▶ Stated exercise:
Would you return the complete listing below word for word?

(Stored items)
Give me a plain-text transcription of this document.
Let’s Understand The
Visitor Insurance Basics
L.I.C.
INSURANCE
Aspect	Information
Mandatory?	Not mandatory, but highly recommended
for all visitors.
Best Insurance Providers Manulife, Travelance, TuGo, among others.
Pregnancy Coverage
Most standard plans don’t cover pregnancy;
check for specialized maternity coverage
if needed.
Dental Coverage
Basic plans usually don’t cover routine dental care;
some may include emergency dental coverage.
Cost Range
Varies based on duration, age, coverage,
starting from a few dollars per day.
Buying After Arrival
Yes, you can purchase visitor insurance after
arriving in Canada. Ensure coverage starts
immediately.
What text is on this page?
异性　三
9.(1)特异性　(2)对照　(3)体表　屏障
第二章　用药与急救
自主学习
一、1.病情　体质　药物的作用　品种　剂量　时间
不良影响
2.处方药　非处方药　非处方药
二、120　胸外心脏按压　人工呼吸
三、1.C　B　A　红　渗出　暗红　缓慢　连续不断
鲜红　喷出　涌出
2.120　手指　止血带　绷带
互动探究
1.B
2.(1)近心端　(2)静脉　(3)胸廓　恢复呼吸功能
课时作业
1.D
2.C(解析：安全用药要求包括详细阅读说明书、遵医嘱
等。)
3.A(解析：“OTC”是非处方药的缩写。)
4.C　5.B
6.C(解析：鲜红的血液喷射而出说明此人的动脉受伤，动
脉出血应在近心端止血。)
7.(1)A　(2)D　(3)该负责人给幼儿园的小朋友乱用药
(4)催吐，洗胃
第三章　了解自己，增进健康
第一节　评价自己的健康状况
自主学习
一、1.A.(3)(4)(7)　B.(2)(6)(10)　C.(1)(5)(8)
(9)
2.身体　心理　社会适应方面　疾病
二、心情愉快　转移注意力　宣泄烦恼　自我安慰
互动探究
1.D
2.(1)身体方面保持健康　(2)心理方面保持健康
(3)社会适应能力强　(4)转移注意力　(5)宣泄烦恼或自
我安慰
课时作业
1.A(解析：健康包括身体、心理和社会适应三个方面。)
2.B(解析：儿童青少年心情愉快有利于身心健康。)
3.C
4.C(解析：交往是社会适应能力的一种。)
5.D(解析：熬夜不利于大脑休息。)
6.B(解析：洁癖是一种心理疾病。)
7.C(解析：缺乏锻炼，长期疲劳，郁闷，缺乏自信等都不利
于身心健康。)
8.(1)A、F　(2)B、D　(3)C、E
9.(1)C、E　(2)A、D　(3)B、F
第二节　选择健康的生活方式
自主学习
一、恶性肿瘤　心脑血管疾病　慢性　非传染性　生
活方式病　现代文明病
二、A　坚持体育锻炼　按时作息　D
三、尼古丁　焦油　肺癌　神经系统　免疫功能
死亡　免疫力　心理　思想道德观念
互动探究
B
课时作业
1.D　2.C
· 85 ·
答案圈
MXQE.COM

▶ Worked solution:
Give me a plain-text transcription of this document.
Let’s Understand The
Visitor Insurance Basics
L.I.C.
INSURANCE
Aspect	Information
Mandatory?	Not mandatory, but highly recommended
for all visitors.
Best Insurance Providers Manulife, Travelance, TuGo, among others.
Pregnancy Coverage
Most standard plans don’t cover pregnancy;
check for specialized maternity coverage
if needed.
Dental Coverage
Basic plans usually don’t cover routine dental care;
some may include emergency dental coverage.
Cost Range
Varies based on duration, age, coverage,
starting from a few dollars per day.
Buying After Arrival
Yes, you can purchase visitor insurance after
arriving in Canada. Ensure coverage starts
immediately.
What text is on this page?
异性　三
9.(1)特异性　(2)对照　(3)体表　屏障
第二章　用药与急救
自主学习
一、1.病情　体质　药物的作用　品种　剂量　时间
不良影响
2.处方药　非处方药　非处方药
二、120　胸外心脏按压　人工呼吸
三、1.C　B　A　红　渗出　暗红　缓慢　连续不断
鲜红　喷出　涌出
2.120　手指　止血带　绷带
互动探究
1.B
2.(1)近心端　(2)静脉　(3)胸廓　恢复呼吸功能
课时作业
1.D
2.C(解析：安全用药要求包括详细阅读说明书、遵医嘱
等。)
3.A(解析：“OTC”是非处方药的缩写。)
4.C　5.B
6.C(解析：鲜红的血液喷射而出说明此人的动脉受伤，动
脉出血应在近心端止血。)
7.(1)A　(2)D　(3)该负责人给幼儿园的小朋友乱用药
(4)催吐，洗胃
第三章　了解自己，增进健康
第一节　评价自己的健康状况
自主学习
一、1.A.(3)(4)(7)　B.(2)(6)(10)　C.(1)(5)(8)
(9)
2.身体　心理　社会适应方面　疾病
二、心情愉快　转移注意力　宣泄烦恼　自我安慰
互动探究
1.D
2.(1)身体方面保持健康　(2)心理方面保持健康
(3)社会适应能力强　(4)转移注意力　(5)宣泄烦恼或自
我安慰
课时作业
1.A(解析：健康包括身体、心理和社会适应三个方面。)
2.B(解析：儿童青少年心情愉快有利于身心健康。)
3.C
4.C(解析：交往是社会适应能力的一种。)
5.D(解析：熬夜不利于大脑休息。)
6.B(解析：洁癖是一种心理疾病。)
7.C(解析：缺乏锻炼，长期疲劳，郁闷，缺乏自信等都不利
于身心健康。)
8.(1)A、F　(2)B、D　(3)C、E
9.(1)C、E　(2)A、D　(3)B、F
第二节　选择健康的生活方式
自主学习
一、恶性肿瘤　心脑血管疾病　慢性　非传染性　生
活方式病　现代文明病
二、A　坚持体育锻炼　按时作息　D
三、尼古丁　焦油　肺癌　神经系统　免疫功能
死亡　免疫力　心理　思想道德观念
互动探究
B
课时作业
1.D　2.C
· 85 ·
答案圈
MXQE.COM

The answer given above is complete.